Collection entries

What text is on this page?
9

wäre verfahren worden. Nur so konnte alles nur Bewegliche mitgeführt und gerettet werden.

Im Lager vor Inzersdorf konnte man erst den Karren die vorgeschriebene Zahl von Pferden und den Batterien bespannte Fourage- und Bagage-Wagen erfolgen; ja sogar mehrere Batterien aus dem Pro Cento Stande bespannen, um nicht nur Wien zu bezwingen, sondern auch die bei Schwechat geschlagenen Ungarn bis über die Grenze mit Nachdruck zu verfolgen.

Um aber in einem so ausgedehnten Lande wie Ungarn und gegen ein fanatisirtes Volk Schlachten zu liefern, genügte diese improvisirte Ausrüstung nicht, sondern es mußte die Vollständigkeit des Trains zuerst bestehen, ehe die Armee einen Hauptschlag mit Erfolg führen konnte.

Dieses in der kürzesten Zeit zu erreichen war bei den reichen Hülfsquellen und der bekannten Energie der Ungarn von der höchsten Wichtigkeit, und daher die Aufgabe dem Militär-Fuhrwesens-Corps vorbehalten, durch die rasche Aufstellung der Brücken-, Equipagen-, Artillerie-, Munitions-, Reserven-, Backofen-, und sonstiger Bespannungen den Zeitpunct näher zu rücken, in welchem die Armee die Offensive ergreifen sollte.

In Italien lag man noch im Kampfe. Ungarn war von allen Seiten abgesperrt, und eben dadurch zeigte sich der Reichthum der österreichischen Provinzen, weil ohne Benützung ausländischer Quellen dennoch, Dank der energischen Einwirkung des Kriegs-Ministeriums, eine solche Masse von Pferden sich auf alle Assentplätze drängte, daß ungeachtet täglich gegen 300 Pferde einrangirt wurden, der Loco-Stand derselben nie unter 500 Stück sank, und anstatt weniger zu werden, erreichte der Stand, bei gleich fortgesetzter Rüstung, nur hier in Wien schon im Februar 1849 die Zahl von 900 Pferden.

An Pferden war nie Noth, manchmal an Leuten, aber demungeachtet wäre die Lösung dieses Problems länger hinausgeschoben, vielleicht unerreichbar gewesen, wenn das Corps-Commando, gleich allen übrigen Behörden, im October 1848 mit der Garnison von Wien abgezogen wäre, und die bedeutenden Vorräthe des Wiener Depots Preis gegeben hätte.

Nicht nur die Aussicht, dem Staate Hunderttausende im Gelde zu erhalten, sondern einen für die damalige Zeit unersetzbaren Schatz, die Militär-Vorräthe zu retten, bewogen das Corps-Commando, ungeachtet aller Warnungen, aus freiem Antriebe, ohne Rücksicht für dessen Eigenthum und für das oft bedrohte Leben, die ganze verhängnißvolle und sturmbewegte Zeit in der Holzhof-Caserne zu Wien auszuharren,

*Stated goal*
Go through the records above and set each one down exactly, please.

*Exercise output*
What text is on this page?
9

wäre verfahren worden. Nur so konnte alles nur Bewegliche mitgeführt und gerettet werden.

Im Lager vor Inzersdorf konnte man erst den Karren die vorgeschriebene Zahl von Pferden und den Batterien bespannte Fourage- und Bagage-Wagen erfolgen; ja sogar mehrere Batterien aus dem Pro Cento Stande bespannen, um nicht nur Wien zu bezwingen, sondern auch die bei Schwechat geschlagenen Ungarn bis über die Grenze mit Nachdruck zu verfolgen.

Um aber in einem so ausgedehnten Lande wie Ungarn und gegen ein fanatisirtes Volk Schlachten zu liefern, genügte diese improvisirte Ausrüstung nicht, sondern es mußte die Vollständigkeit des Trains zuerst bestehen, ehe die Armee einen Hauptschlag mit Erfolg führen konnte.

Dieses in der kürzesten Zeit zu erreichen war bei den reichen Hülfsquellen und der bekannten Energie der Ungarn von der höchsten Wichtigkeit, und daher die Aufgabe dem Militär-Fuhrwesens-Corps vorbehalten, durch die rasche Aufstellung der Brücken-, Equipagen-, Artillerie-, Munitions-, Reserven-, Backofen-, und sonstiger Bespannungen den Zeitpunct näher zu rücken, in welchem die Armee die Offensive ergreifen sollte.

In Italien lag man noch im Kampfe. Ungarn war von allen Seiten abgesperrt, und eben dadurch zeigte sich der Reichthum der österreichischen Provinzen, weil ohne Benützung ausländischer Quellen dennoch, Dank der energischen Einwirkung des Kriegs-Ministeriums, eine solche Masse von Pferden sich auf alle Assentplätze drängte, daß ungeachtet täglich gegen 300 Pferde einrangirt wurden, der Loco-Stand derselben nie unter 500 Stück sank, und anstatt weniger zu werden, erreichte der Stand, bei gleich fortgesetzter Rüstung, nur hier in Wien schon im Februar 1849 die Zahl von 900 Pferden.

An Pferden war nie Noth, manchmal an Leuten, aber demungeachtet wäre die Lösung dieses Problems länger hinausgeschoben, vielleicht unerreichbar gewesen, wenn das Corps-Commando, gleich allen übrigen Behörden, im October 1848 mit der Garnison von Wien abgezogen wäre, und die bedeutenden Vorräthe des Wiener Depots Preis gegeben hätte.

Nicht nur die Aussicht, dem Staate Hunderttausende im Gelde zu erhalten, sondern einen für die damalige Zeit unersetzbaren Schatz, die Militär-Vorräthe zu retten, bewogen das Corps-Commando, ungeachtet aller Warnungen, aus freiem Antriebe, ohne Rücksicht für dessen Eigenthum und für das oft bedrohte Leben, die ganze verhängnißvolle und sturmbewegte Zeit in der Holzhof-Caserne zu Wien auszuharren,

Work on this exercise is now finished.